Material for the task

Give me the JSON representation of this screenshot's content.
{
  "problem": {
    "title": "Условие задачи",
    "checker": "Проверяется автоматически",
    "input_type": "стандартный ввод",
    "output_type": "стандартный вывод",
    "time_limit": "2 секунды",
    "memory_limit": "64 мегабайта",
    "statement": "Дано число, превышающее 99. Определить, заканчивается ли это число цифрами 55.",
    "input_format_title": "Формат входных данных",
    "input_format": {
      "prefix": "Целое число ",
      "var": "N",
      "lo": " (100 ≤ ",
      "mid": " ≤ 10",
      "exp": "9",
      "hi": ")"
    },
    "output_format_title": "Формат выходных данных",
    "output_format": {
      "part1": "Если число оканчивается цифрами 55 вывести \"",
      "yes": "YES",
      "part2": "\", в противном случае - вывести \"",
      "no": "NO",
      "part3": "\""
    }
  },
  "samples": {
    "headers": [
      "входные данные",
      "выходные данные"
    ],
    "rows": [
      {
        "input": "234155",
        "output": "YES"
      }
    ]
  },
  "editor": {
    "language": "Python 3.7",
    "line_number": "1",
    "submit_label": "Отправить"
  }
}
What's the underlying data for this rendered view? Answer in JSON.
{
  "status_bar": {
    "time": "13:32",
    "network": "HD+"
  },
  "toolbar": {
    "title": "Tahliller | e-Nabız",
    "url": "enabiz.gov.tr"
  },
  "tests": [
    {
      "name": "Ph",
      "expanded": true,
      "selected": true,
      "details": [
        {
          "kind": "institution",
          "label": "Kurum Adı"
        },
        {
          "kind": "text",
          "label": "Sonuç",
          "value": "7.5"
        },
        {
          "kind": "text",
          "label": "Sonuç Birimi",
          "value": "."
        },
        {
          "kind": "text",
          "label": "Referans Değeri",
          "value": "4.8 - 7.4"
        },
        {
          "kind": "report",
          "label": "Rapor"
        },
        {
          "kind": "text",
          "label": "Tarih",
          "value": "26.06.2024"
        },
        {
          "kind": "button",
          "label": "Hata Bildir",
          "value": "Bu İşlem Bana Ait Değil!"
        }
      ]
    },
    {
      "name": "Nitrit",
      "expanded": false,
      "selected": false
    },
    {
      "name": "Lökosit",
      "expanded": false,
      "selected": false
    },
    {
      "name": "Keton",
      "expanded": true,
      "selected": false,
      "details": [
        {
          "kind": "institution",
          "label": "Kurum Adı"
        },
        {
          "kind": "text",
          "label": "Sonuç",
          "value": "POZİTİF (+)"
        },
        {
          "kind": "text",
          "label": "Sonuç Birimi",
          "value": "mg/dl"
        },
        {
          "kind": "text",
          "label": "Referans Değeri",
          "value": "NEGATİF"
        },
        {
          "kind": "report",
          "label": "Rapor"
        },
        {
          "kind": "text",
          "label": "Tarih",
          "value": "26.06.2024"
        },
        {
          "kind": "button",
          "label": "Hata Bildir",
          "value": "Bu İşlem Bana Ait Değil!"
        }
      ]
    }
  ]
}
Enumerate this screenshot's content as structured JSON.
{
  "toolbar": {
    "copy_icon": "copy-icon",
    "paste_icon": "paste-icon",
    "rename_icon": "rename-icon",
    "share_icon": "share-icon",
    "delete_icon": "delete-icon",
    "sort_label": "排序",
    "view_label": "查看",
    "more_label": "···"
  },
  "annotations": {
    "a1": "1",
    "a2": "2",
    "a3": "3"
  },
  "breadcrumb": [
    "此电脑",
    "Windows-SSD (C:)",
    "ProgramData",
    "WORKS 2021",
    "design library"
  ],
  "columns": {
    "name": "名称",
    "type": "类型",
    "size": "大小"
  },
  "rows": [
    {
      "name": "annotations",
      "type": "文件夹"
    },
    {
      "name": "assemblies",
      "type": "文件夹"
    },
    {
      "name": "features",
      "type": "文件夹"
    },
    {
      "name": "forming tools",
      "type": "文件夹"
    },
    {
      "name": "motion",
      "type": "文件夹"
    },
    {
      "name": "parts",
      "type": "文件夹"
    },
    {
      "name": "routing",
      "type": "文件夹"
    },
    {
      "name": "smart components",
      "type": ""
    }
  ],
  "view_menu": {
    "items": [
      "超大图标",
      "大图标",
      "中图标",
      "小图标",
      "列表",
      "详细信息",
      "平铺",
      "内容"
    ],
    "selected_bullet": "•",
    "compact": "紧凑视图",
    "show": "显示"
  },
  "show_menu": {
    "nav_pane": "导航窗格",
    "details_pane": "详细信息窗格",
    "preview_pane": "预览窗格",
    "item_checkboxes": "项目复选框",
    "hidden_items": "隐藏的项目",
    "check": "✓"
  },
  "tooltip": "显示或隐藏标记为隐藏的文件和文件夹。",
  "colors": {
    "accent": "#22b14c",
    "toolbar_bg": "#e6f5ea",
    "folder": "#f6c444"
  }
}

Task prompt
Your task is to repeat each line of the material exactly.

Exercise response
Give me the JSON representation of this screenshot's content.
{
  "problem": {
    "title": "Условие задачи",
    "checker": "Проверяется автоматически",
    "input_type": "стандартный ввод",
    "output_type": "стандартный вывод",
    "time_limit": "2 секунды",
    "memory_limit": "64 мегабайта",
    "statement": "Дано число, превышающее 99. Определить, заканчивается ли это число цифрами 55.",
    "input_format_title": "Формат входных данных",
    "input_format": {
      "prefix": "Целое число ",
      "var": "N",
      "lo": " (100 ≤ ",
      "mid": " ≤ 10",
      "exp": "9",
      "hi": ")"
    },
    "output_format_title": "Формат выходных данных",
    "output_format": {
      "part1": "Если число оканчивается цифрами 55 вывести \"",
      "yes": "YES",
      "part2": "\", в противном случае - вывести \"",
      "no": "NO",
      "part3": "\""
    }
  },
  "samples": {
    "headers": [
      "входные данные",
      "выходные данные"
    ],
    "rows": [
      {
        "input": "234155",
        "output": "YES"
      }
    ]
  },
  "editor": {
    "language": "Python 3.7",
    "line_number": "1",
    "submit_label": "Отправить"
  }
}
What's the underlying data for this rendered view? Answer in JSON.
{
  "status_bar": {
    "time": "13:32",
    "network": "HD+"
  },
  "toolbar": {
    "title": "Tahliller | e-Nabız",
    "url": "enabiz.gov.tr"
  },
  "tests": [
    {
      "name": "Ph",
      "expanded": true,
      "selected": true,
      "details": [
        {
          "kind": "institution",
          "label": "Kurum Adı"
        },
        {
          "kind": "text",
          "label": "Sonuç",
          "value": "7.5"
        },
        {
          "kind": "text",
          "label": "Sonuç Birimi",
          "value": "."
        },
        {
          "kind": "text",
          "label": "Referans Değeri",
          "value": "4.8 - 7.4"
        },
        {
          "kind": "report",
          "label": "Rapor"
        },
        {
          "kind": "text",
          "label": "Tarih",
          "value": "26.06.2024"
        },
        {
          "kind": "button",
          "label": "Hata Bildir",
          "value": "Bu İşlem Bana Ait Değil!"
        }
      ]
    },
    {
      "name": "Nitrit",
      "expanded": false,
      "selected": false
    },
    {
      "name": "Lökosit",
      "expanded": false,
      "selected": false
    },
    {
      "name": "Keton",
      "expanded": true,
      "selected": false,
      "details": [
        {
          "kind": "institution",
          "label": "Kurum Adı"
        },
        {
          "kind": "text",
          "label": "Sonuç",
          "value": "POZİTİF (+)"
        },
        {
          "kind": "text",
          "label": "Sonuç Birimi",
          "value": "mg/dl"
        },
        {
          "kind": "text",
          "label": "Referans Değeri",
          "value": "NEGATİF"
        },
        {
          "kind": "report",
          "label": "Rapor"
        },
        {
          "kind": "text",
          "label": "Tarih",
          "value": "26.06.2024"
        },
        {
          "kind": "button",
          "label": "Hata Bildir",
          "value": "Bu İşlem Bana Ait Değil!"
        }
      ]
    }
  ]
}
Enumerate this screenshot's content as structured JSON.
{
  "toolbar": {
    "copy_icon": "copy-icon",
    "paste_icon": "paste-icon",
    "rename_icon": "rename-icon",
    "share_icon": "share-icon",
    "delete_icon": "delete-icon",
    "sort_label": "排序",
    "view_label": "查看",
    "more_label": "···"
  },
  "annotations": {
    "a1": "1",
    "a2": "2",
    "a3": "3"
  },
  "breadcrumb": [
    "此电脑",
    "Windows-SSD (C:)",
    "ProgramData",
    "WORKS 2021",
    "design library"
  ],
  "columns": {
    "name": "名称",
    "type": "类型",
    "size": "大小"
  },
  "rows": [
    {
      "name": "annotations",
      "type": "文件夹"
    },
    {
      "name": "assemblies",
      "type": "文件夹"
    },
    {
      "name": "features",
      "type": "文件夹"
    },
    {
      "name": "forming tools",
      "type": "文件夹"
    },
    {
      "name": "motion",
      "type": "文件夹"
    },
    {
      "name": "parts",
      "type": "文件夹"
    },
    {
      "name": "routing",
      "type": "文件夹"
    },
    {
      "name": "smart components",
      "type": ""
    }
  ],
  "view_menu": {
    "items": [
      "超大图标",
      "大图标",
      "中图标",
      "小图标",
      "列表",
      "详细信息",
      "平铺",
      "内容"
    ],
    "selected_bullet": "•",
    "compact": "紧凑视图",
    "show": "显示"
  },
  "show_menu": {
    "nav_pane": "导航窗格",
    "details_pane": "详细信息窗格",
    "preview_pane": "预览窗格",
    "item_checkboxes": "项目复选框",
    "hidden_items": "隐藏的项目",
    "check": "✓"
  },
  "tooltip": "显示或隐藏标记为隐藏的文件和文件夹。",
  "colors": {
    "accent": "#22b14c",
    "toolbar_bg": "#e6f5ea",
    "folder": "#f6c444"
  }
}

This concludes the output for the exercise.